AIM OF THE TASK: Print the entries verbatim, leaving out the images they contain.

Data listing
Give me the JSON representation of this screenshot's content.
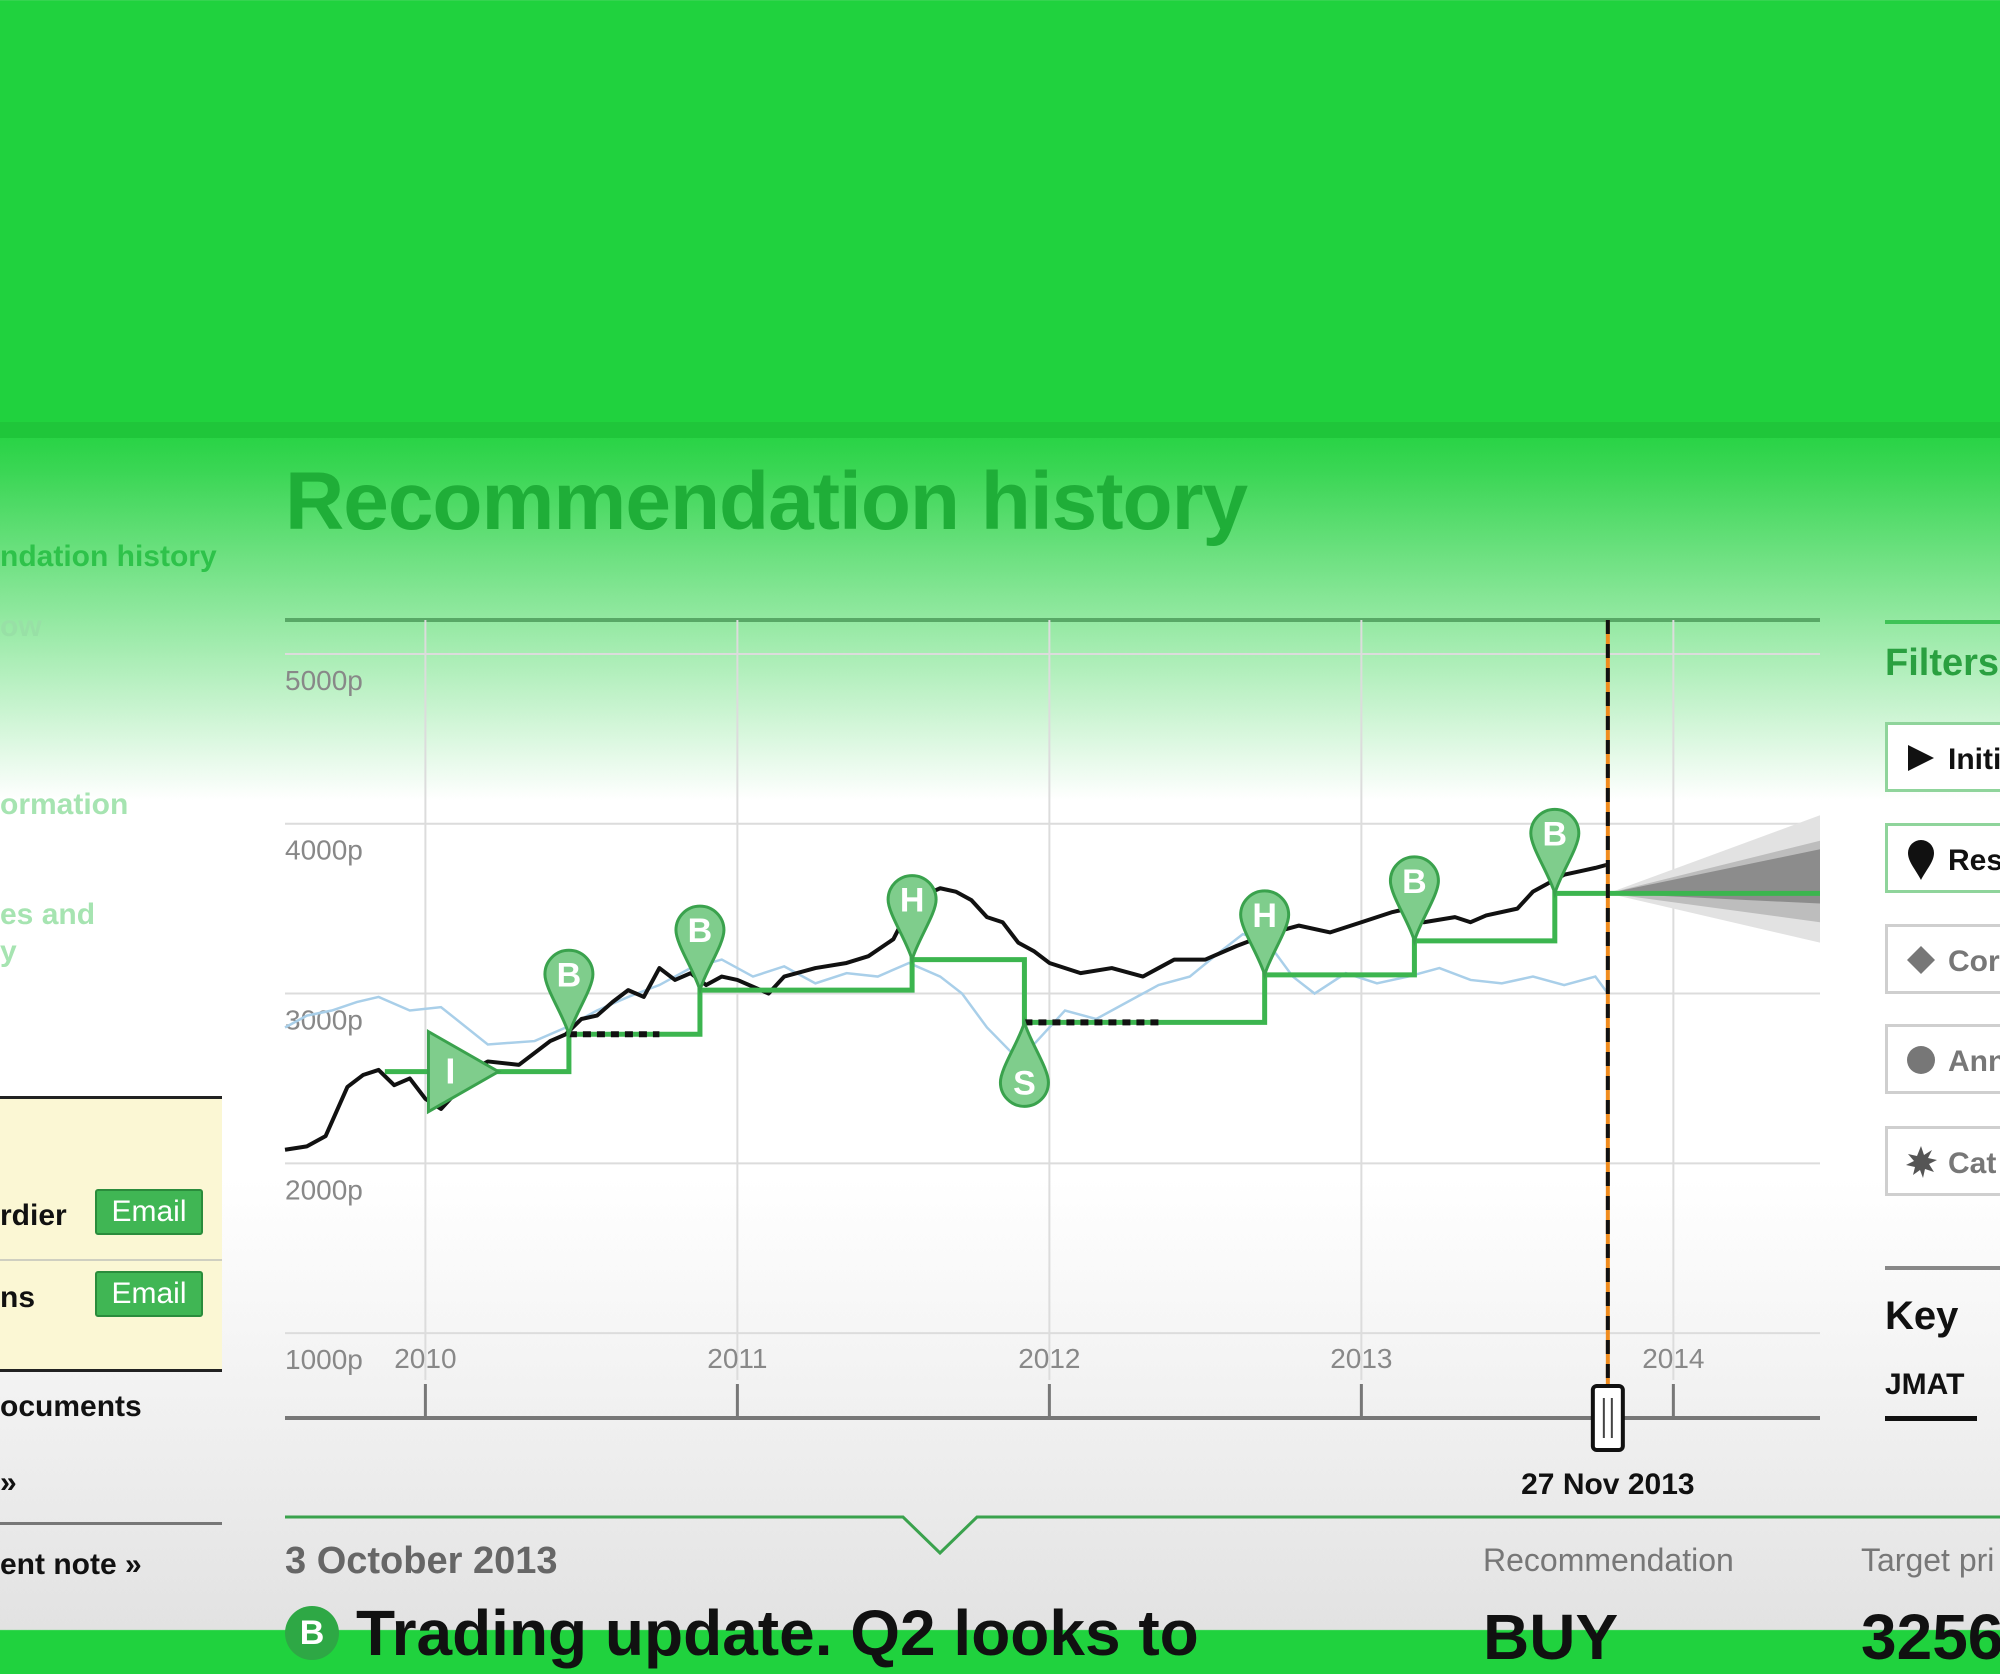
{
  "page": {
    "title": "Recommendation history"
  },
  "side_nav": {
    "items": [
      {
        "label": "ndation history",
        "active": true
      },
      {
        "label": "ow",
        "active": false
      },
      {
        "label": "ormation",
        "active": false
      },
      {
        "label": "es and",
        "active": false
      },
      {
        "label": "y",
        "active": false
      }
    ]
  },
  "contacts": {
    "rows": [
      {
        "name": "rdier",
        "email_label": "Email"
      },
      {
        "name": "ns",
        "email_label": "Email"
      }
    ]
  },
  "side_links": [
    "ocuments",
    "»",
    "ent note »"
  ],
  "filters": {
    "title": "Filters",
    "items": [
      {
        "label": "Initi",
        "icon": "play-triangle-icon",
        "active": true
      },
      {
        "label": "Res",
        "icon": "map-pin-icon",
        "active": true
      },
      {
        "label": "Cor",
        "icon": "diamond-icon",
        "active": false
      },
      {
        "label": "Ann",
        "icon": "circle-icon",
        "active": false
      },
      {
        "label": "Cat",
        "icon": "starburst-icon",
        "active": false
      }
    ]
  },
  "key": {
    "title": "Key",
    "items": [
      "JMAT"
    ]
  },
  "timeline": {
    "selected_date": "27 Nov 2013"
  },
  "detail": {
    "date": "3 October 2013",
    "headline": "Trading update. Q2 looks to",
    "badge": "B",
    "recommendation_label": "Recommendation",
    "recommendation_value": "BUY",
    "target_price_label": "Target pri",
    "target_price_value": "3256"
  },
  "colors": {
    "brand_green": "#20d23e",
    "recommendation_line": "#3cb54f",
    "price_line": "#111111",
    "index_line": "#a9cfe9",
    "selected_marker": "#f08c1e"
  },
  "chart_data": {
    "type": "line",
    "title": "",
    "xlabel": "",
    "ylabel": "",
    "y_tick_labels": [
      "1000p",
      "2000p",
      "3000p",
      "4000p",
      "5000p"
    ],
    "x_tick_labels": [
      "2010",
      "2011",
      "2012",
      "2013",
      "2014"
    ],
    "xlim": [
      2009.55,
      2014.47
    ],
    "ylim": [
      500,
      5200
    ],
    "grid": true,
    "selected_x": 2013.79,
    "series": [
      {
        "name": "",
        "kind": "share_price",
        "x": [
          2009.55,
          2009.62,
          2009.68,
          2009.75,
          2009.8,
          2009.85,
          2009.9,
          2009.95,
          2010.0,
          2010.05,
          2010.1,
          2010.15,
          2010.2,
          2010.3,
          2010.4,
          2010.45,
          2010.5,
          2010.55,
          2010.6,
          2010.65,
          2010.7,
          2010.75,
          2010.8,
          2010.85,
          2010.9,
          2010.95,
          2011.0,
          2011.1,
          2011.15,
          2011.25,
          2011.35,
          2011.42,
          2011.5,
          2011.55,
          2011.6,
          2011.65,
          2011.7,
          2011.75,
          2011.8,
          2011.85,
          2011.9,
          2011.95,
          2012.0,
          2012.1,
          2012.2,
          2012.3,
          2012.35,
          2012.4,
          2012.5,
          2012.6,
          2012.7,
          2012.8,
          2012.9,
          2013.0,
          2013.05,
          2013.1,
          2013.15,
          2013.2,
          2013.3,
          2013.35,
          2013.4,
          2013.5,
          2013.55,
          2013.6,
          2013.65,
          2013.7,
          2013.75,
          2013.79
        ],
        "values": [
          2080,
          2100,
          2160,
          2450,
          2520,
          2550,
          2460,
          2500,
          2380,
          2320,
          2420,
          2550,
          2600,
          2580,
          2720,
          2760,
          2850,
          2870,
          2950,
          3020,
          2980,
          3150,
          3080,
          3120,
          3050,
          3100,
          3080,
          3000,
          3100,
          3150,
          3180,
          3220,
          3320,
          3500,
          3580,
          3620,
          3600,
          3550,
          3450,
          3420,
          3300,
          3250,
          3180,
          3120,
          3150,
          3100,
          3150,
          3200,
          3200,
          3280,
          3350,
          3400,
          3360,
          3420,
          3450,
          3480,
          3500,
          3420,
          3450,
          3420,
          3460,
          3500,
          3600,
          3650,
          3700,
          3720,
          3740,
          3760
        ]
      },
      {
        "name": "",
        "kind": "relative_index",
        "x": [
          2009.55,
          2009.62,
          2009.7,
          2009.78,
          2009.85,
          2009.95,
          2010.05,
          2010.2,
          2010.35,
          2010.45,
          2010.55,
          2010.65,
          2010.75,
          2010.85,
          2010.95,
          2011.05,
          2011.15,
          2011.25,
          2011.35,
          2011.45,
          2011.55,
          2011.65,
          2011.72,
          2011.8,
          2011.88,
          2011.95,
          2012.05,
          2012.15,
          2012.25,
          2012.35,
          2012.45,
          2012.55,
          2012.62,
          2012.7,
          2012.78,
          2012.85,
          2012.95,
          2013.05,
          2013.15,
          2013.25,
          2013.35,
          2013.45,
          2013.55,
          2013.65,
          2013.75,
          2013.79
        ],
        "values": [
          2800,
          2870,
          2900,
          2950,
          2980,
          2900,
          2920,
          2700,
          2720,
          2800,
          2900,
          2980,
          3050,
          3150,
          3200,
          3100,
          3160,
          3060,
          3120,
          3100,
          3180,
          3100,
          3000,
          2800,
          2650,
          2700,
          2900,
          2850,
          2950,
          3050,
          3100,
          3250,
          3350,
          3300,
          3100,
          3000,
          3120,
          3060,
          3100,
          3150,
          3080,
          3060,
          3100,
          3050,
          3100,
          3000
        ]
      },
      {
        "name": "",
        "kind": "target_price",
        "steps": [
          {
            "from": 2009.87,
            "to": 2010.46,
            "value": 2540
          },
          {
            "from": 2010.46,
            "to": 2010.88,
            "value": 2760
          },
          {
            "from": 2010.88,
            "to": 2011.56,
            "value": 3020
          },
          {
            "from": 2011.56,
            "to": 2011.92,
            "value": 3200
          },
          {
            "from": 2011.92,
            "to": 2012.69,
            "value": 2830
          },
          {
            "from": 2012.69,
            "to": 2013.17,
            "value": 3110
          },
          {
            "from": 2013.17,
            "to": 2013.62,
            "value": 3310
          },
          {
            "from": 2013.62,
            "to": 2014.47,
            "value": 3590
          }
        ],
        "dashed_segments": [
          {
            "from": 2010.46,
            "to": 2010.75,
            "value": 2760
          },
          {
            "from": 2011.92,
            "to": 2012.35,
            "value": 2830
          }
        ]
      }
    ],
    "markers": [
      {
        "x": 2010.17,
        "value": 2540,
        "label": "I",
        "type": "initiation"
      },
      {
        "x": 2010.46,
        "value": 2760,
        "label": "B",
        "type": "recommendation"
      },
      {
        "x": 2010.88,
        "value": 3020,
        "label": "B",
        "type": "recommendation"
      },
      {
        "x": 2011.56,
        "value": 3200,
        "label": "H",
        "type": "recommendation"
      },
      {
        "x": 2011.92,
        "value": 2830,
        "label": "S",
        "type": "recommendation"
      },
      {
        "x": 2012.69,
        "value": 3110,
        "label": "H",
        "type": "recommendation"
      },
      {
        "x": 2013.17,
        "value": 3310,
        "label": "B",
        "type": "recommendation"
      },
      {
        "x": 2013.62,
        "value": 3590,
        "label": "B",
        "type": "recommendation"
      }
    ],
    "forecast_fan": {
      "from": 2013.79,
      "to": 2014.47,
      "low": 3300,
      "high": 4050,
      "center": 3590
    }
  }
}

ANSWER BELOW:
Give me the JSON representation of this screenshot's content.
{
  "page": {
    "title": "Recommendation history"
  },
  "side_nav": {
    "items": [
      {
        "label": "ndation history",
        "active": true
      },
      {
        "label": "ow",
        "active": false
      },
      {
        "label": "ormation",
        "active": false
      },
      {
        "label": "es and",
        "active": false
      },
      {
        "label": "y",
        "active": false
      }
    ]
  },
  "contacts": {
    "rows": [
      {
        "name": "rdier",
        "email_label": "Email"
      },
      {
        "name": "ns",
        "email_label": "Email"
      }
    ]
  },
  "side_links": [
    "ocuments",
    "»",
    "ent note »"
  ],
  "filters": {
    "title": "Filters",
    "items": [
      {
        "label": "Initi",
        "icon": "play-triangle-icon",
        "active": true
      },
      {
        "label": "Res",
        "icon": "map-pin-icon",
        "active": true
      },
      {
        "label": "Cor",
        "icon": "diamond-icon",
        "active": false
      },
      {
        "label": "Ann",
        "icon": "circle-icon",
        "active": false
      },
      {
        "label": "Cat",
        "icon": "starburst-icon",
        "active": false
      }
    ]
  },
  "key": {
    "title": "Key",
    "items": [
      "JMAT"
    ]
  },
  "timeline": {
    "selected_date": "27 Nov 2013"
  },
  "detail": {
    "date": "3 October 2013",
    "headline": "Trading update. Q2 looks to",
    "badge": "B",
    "recommendation_label": "Recommendation",
    "recommendation_value": "BUY",
    "target_price_label": "Target pri",
    "target_price_value": "3256"
  },
  "colors": {
    "brand_green": "#20d23e",
    "recommendation_line": "#3cb54f",
    "price_line": "#111111",
    "index_line": "#a9cfe9",
    "selected_marker": "#f08c1e"
  },
  "chart_data": {
    "type": "line",
    "title": "",
    "xlabel": "",
    "ylabel": "",
    "y_tick_labels": [
      "1000p",
      "2000p",
      "3000p",
      "4000p",
      "5000p"
    ],
    "x_tick_labels": [
      "2010",
      "2011",
      "2012",
      "2013",
      "2014"
    ],
    "xlim": [
      2009.55,
      2014.47
    ],
    "ylim": [
      500,
      5200
    ],
    "grid": true,
    "selected_x": 2013.79,
    "series": [
      {
        "name": "",
        "kind": "share_price",
        "x": [
          2009.55,
          2009.62,
          2009.68,
          2009.75,
          2009.8,
          2009.85,
          2009.9,
          2009.95,
          2010.0,
          2010.05,
          2010.1,
          2010.15,
          2010.2,
          2010.3,
          2010.4,
          2010.45,
          2010.5,
          2010.55,
          2010.6,
          2010.65,
          2010.7,
          2010.75,
          2010.8,
          2010.85,
          2010.9,
          2010.95,
          2011.0,
          2011.1,
          2011.15,
          2011.25,
          2011.35,
          2011.42,
          2011.5,
          2011.55,
          2011.6,
          2011.65,
          2011.7,
          2011.75,
          2011.8,
          2011.85,
          2011.9,
          2011.95,
          2012.0,
          2012.1,
          2012.2,
          2012.3,
          2012.35,
          2012.4,
          2012.5,
          2012.6,
          2012.7,
          2012.8,
          2012.9,
          2013.0,
          2013.05,
          2013.1,
          2013.15,
          2013.2,
          2013.3,
          2013.35,
          2013.4,
          2013.5,
          2013.55,
          2013.6,
          2013.65,
          2013.7,
          2013.75,
          2013.79
        ],
        "values": [
          2080,
          2100,
          2160,
          2450,
          2520,
          2550,
          2460,
          2500,
          2380,
          2320,
          2420,
          2550,
          2600,
          2580,
          2720,
          2760,
          2850,
          2870,
          2950,
          3020,
          2980,
          3150,
          3080,
          3120,
          3050,
          3100,
          3080,
          3000,
          3100,
          3150,
          3180,
          3220,
          3320,
          3500,
          3580,
          3620,
          3600,
          3550,
          3450,
          3420,
          3300,
          3250,
          3180,
          3120,
          3150,
          3100,
          3150,
          3200,
          3200,
          3280,
          3350,
          3400,
          3360,
          3420,
          3450,
          3480,
          3500,
          3420,
          3450,
          3420,
          3460,
          3500,
          3600,
          3650,
          3700,
          3720,
          3740,
          3760
        ]
      },
      {
        "name": "",
        "kind": "relative_index",
        "x": [
          2009.55,
          2009.62,
          2009.7,
          2009.78,
          2009.85,
          2009.95,
          2010.05,
          2010.2,
          2010.35,
          2010.45,
          2010.55,
          2010.65,
          2010.75,
          2010.85,
          2010.95,
          2011.05,
          2011.15,
          2011.25,
          2011.35,
          2011.45,
          2011.55,
          2011.65,
          2011.72,
          2011.8,
          2011.88,
          2011.95,
          2012.05,
          2012.15,
          2012.25,
          2012.35,
          2012.45,
          2012.55,
          2012.62,
          2012.7,
          2012.78,
          2012.85,
          2012.95,
          2013.05,
          2013.15,
          2013.25,
          2013.35,
          2013.45,
          2013.55,
          2013.65,
          2013.75,
          2013.79
        ],
        "values": [
          2800,
          2870,
          2900,
          2950,
          2980,
          2900,
          2920,
          2700,
          2720,
          2800,
          2900,
          2980,
          3050,
          3150,
          3200,
          3100,
          3160,
          3060,
          3120,
          3100,
          3180,
          3100,
          3000,
          2800,
          2650,
          2700,
          2900,
          2850,
          2950,
          3050,
          3100,
          3250,
          3350,
          3300,
          3100,
          3000,
          3120,
          3060,
          3100,
          3150,
          3080,
          3060,
          3100,
          3050,
          3100,
          3000
        ]
      },
      {
        "name": "",
        "kind": "target_price",
        "steps": [
          {
            "from": 2009.87,
            "to": 2010.46,
            "value": 2540
          },
          {
            "from": 2010.46,
            "to": 2010.88,
            "value": 2760
          },
          {
            "from": 2010.88,
            "to": 2011.56,
            "value": 3020
          },
          {
            "from": 2011.56,
            "to": 2011.92,
            "value": 3200
          },
          {
            "from": 2011.92,
            "to": 2012.69,
            "value": 2830
          },
          {
            "from": 2012.69,
            "to": 2013.17,
            "value": 3110
          },
          {
            "from": 2013.17,
            "to": 2013.62,
            "value": 3310
          },
          {
            "from": 2013.62,
            "to": 2014.47,
            "value": 3590
          }
        ],
        "dashed_segments": [
          {
            "from": 2010.46,
            "to": 2010.75,
            "value": 2760
          },
          {
            "from": 2011.92,
            "to": 2012.35,
            "value": 2830
          }
        ]
      }
    ],
    "markers": [
      {
        "x": 2010.17,
        "value": 2540,
        "label": "I",
        "type": "initiation"
      },
      {
        "x": 2010.46,
        "value": 2760,
        "label": "B",
        "type": "recommendation"
      },
      {
        "x": 2010.88,
        "value": 3020,
        "label": "B",
        "type": "recommendation"
      },
      {
        "x": 2011.56,
        "value": 3200,
        "label": "H",
        "type": "recommendation"
      },
      {
        "x": 2011.92,
        "value": 2830,
        "label": "S",
        "type": "recommendation"
      },
      {
        "x": 2012.69,
        "value": 3110,
        "label": "H",
        "type": "recommendation"
      },
      {
        "x": 2013.17,
        "value": 3310,
        "label": "B",
        "type": "recommendation"
      },
      {
        "x": 2013.62,
        "value": 3590,
        "label": "B",
        "type": "recommendation"
      }
    ],
    "forecast_fan": {
      "from": 2013.79,
      "to": 2014.47,
      "low": 3300,
      "high": 4050,
      "center": 3590
    }
  }
}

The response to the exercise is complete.